== RECORDS SHOWN
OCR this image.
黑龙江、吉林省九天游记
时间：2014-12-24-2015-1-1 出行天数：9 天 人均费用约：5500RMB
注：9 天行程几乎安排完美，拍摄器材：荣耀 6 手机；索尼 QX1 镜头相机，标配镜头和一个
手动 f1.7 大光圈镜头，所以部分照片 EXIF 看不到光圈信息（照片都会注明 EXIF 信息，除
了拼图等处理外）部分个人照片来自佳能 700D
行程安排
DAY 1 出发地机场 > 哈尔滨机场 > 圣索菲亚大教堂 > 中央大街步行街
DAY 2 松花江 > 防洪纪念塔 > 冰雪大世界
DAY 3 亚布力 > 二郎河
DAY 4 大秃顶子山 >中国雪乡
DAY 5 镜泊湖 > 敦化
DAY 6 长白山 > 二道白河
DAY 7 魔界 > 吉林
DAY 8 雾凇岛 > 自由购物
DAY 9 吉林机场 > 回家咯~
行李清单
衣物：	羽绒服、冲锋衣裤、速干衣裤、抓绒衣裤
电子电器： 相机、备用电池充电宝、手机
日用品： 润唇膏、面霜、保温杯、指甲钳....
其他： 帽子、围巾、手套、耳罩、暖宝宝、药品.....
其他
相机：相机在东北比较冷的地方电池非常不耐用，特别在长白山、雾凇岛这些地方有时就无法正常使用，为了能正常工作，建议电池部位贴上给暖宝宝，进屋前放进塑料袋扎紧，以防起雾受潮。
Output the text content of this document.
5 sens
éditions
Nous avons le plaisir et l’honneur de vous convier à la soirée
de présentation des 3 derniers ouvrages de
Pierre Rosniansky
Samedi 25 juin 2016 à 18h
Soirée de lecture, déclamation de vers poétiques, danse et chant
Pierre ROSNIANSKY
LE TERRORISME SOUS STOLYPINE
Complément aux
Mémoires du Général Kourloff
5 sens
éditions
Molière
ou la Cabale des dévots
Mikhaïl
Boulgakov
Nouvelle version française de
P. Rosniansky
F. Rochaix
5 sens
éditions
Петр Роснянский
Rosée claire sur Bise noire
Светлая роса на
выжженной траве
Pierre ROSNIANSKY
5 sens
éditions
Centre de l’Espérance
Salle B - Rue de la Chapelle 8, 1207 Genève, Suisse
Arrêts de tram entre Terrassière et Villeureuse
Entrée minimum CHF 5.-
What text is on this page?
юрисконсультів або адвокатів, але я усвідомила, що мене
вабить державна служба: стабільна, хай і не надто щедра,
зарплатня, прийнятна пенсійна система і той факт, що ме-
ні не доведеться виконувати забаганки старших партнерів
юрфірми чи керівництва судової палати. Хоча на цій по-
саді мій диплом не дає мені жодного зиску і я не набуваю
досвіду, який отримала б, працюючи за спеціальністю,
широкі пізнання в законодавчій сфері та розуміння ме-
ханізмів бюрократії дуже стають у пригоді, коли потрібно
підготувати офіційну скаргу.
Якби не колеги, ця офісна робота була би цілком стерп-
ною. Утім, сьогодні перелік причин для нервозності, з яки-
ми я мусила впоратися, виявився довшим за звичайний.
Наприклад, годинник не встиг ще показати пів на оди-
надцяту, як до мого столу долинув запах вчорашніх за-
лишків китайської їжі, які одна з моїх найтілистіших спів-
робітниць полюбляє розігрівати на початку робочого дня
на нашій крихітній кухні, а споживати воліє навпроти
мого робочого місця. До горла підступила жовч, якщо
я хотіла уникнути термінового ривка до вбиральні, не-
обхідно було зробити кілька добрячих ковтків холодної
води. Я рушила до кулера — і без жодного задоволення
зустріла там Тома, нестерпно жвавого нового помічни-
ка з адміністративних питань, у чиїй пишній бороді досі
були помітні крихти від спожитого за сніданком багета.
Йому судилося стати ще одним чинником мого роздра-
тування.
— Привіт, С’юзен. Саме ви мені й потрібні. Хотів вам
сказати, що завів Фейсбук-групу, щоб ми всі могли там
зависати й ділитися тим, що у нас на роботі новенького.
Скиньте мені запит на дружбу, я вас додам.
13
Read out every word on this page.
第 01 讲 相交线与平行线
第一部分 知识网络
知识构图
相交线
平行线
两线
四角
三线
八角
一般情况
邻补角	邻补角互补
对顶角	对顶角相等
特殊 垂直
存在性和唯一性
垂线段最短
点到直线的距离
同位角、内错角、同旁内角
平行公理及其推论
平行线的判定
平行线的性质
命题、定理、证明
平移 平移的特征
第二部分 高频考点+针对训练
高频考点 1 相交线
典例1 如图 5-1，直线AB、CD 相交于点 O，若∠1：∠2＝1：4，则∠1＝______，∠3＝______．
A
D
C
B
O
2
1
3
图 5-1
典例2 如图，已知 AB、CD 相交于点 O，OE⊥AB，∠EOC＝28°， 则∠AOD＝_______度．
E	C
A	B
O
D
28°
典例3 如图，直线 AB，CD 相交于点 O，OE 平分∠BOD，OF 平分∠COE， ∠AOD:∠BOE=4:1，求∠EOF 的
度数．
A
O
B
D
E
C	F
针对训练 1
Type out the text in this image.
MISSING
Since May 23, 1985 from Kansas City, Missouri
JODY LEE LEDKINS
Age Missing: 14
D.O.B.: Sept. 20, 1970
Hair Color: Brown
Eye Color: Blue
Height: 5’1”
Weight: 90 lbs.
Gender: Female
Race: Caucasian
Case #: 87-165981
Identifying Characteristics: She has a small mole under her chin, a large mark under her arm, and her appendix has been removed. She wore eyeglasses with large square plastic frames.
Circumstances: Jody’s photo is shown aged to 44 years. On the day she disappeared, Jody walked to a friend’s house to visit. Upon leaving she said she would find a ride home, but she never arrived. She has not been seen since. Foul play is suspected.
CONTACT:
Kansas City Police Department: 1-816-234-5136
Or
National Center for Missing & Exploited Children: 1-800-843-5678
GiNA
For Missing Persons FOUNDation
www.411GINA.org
====
:: EXERCISE GOAL ::
Across the entries, how many lines contain "image"? Reply with the number only.

:: RIGHT ANSWER ::
2